Verbatim output of all the material below is required.

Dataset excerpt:
◆ ◆ ◆ ◆ ◆ ◆ ◆

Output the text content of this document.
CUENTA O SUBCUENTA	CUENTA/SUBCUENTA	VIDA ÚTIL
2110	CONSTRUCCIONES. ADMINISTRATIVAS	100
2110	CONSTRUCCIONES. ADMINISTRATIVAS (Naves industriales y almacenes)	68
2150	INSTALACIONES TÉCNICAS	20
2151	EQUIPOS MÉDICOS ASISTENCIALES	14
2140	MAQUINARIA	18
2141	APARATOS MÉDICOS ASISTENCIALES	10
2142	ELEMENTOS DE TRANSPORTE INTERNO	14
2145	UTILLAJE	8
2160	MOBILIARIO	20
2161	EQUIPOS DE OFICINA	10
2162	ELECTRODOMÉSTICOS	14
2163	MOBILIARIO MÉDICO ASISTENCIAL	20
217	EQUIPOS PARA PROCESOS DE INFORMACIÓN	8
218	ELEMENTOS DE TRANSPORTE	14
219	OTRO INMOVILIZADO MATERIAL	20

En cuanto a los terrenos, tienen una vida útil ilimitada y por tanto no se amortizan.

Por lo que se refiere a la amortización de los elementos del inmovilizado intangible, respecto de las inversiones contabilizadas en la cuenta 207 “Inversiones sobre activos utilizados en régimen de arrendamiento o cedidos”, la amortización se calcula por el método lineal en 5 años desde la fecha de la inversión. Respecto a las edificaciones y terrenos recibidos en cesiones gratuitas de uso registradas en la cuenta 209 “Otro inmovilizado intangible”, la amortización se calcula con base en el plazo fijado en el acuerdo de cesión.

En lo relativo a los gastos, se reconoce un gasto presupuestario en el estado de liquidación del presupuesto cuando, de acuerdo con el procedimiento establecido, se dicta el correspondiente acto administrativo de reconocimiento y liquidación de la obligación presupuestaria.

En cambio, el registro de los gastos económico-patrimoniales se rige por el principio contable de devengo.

◆ ◆ ◆ ◆ ◆ ◆ ◆

**RESULT OF THE TASK:**
Output the text content of this document.
CUENTA O SUBCUENTA	CUENTA/SUBCUENTA	VIDA ÚTIL
2110	CONSTRUCCIONES. ADMINISTRATIVAS	100
2110	CONSTRUCCIONES. ADMINISTRATIVAS (Naves industriales y almacenes)	68
2150	INSTALACIONES TÉCNICAS	20
2151	EQUIPOS MÉDICOS ASISTENCIALES	14
2140	MAQUINARIA	18
2141	APARATOS MÉDICOS ASISTENCIALES	10
2142	ELEMENTOS DE TRANSPORTE INTERNO	14
2145	UTILLAJE	8
2160	MOBILIARIO	20
2161	EQUIPOS DE OFICINA	10
2162	ELECTRODOMÉSTICOS	14
2163	MOBILIARIO MÉDICO ASISTENCIAL	20
217	EQUIPOS PARA PROCESOS DE INFORMACIÓN	8
218	ELEMENTOS DE TRANSPORTE	14
219	OTRO INMOVILIZADO MATERIAL	20

En cuanto a los terrenos, tienen una vida útil ilimitada y por tanto no se amortizan.

Por lo que se refiere a la amortización de los elementos del inmovilizado intangible, respecto de las inversiones contabilizadas en la cuenta 207 “Inversiones sobre activos utilizados en régimen de arrendamiento o cedidos”, la amortización se calcula por el método lineal en 5 años desde la fecha de la inversión. Respecto a las edificaciones y terrenos recibidos en cesiones gratuitas de uso registradas en la cuenta 209 “Otro inmovilizado intangible”, la amortización se calcula con base en el plazo fijado en el acuerdo de cesión.

En lo relativo a los gastos, se reconoce un gasto presupuestario en el estado de liquidación del presupuesto cuando, de acuerdo con el procedimiento establecido, se dicta el correspondiente acto administrativo de reconocimiento y liquidación de la obligación presupuestaria.

En cambio, el registro de los gastos económico-patrimoniales se rige por el principio contable de devengo.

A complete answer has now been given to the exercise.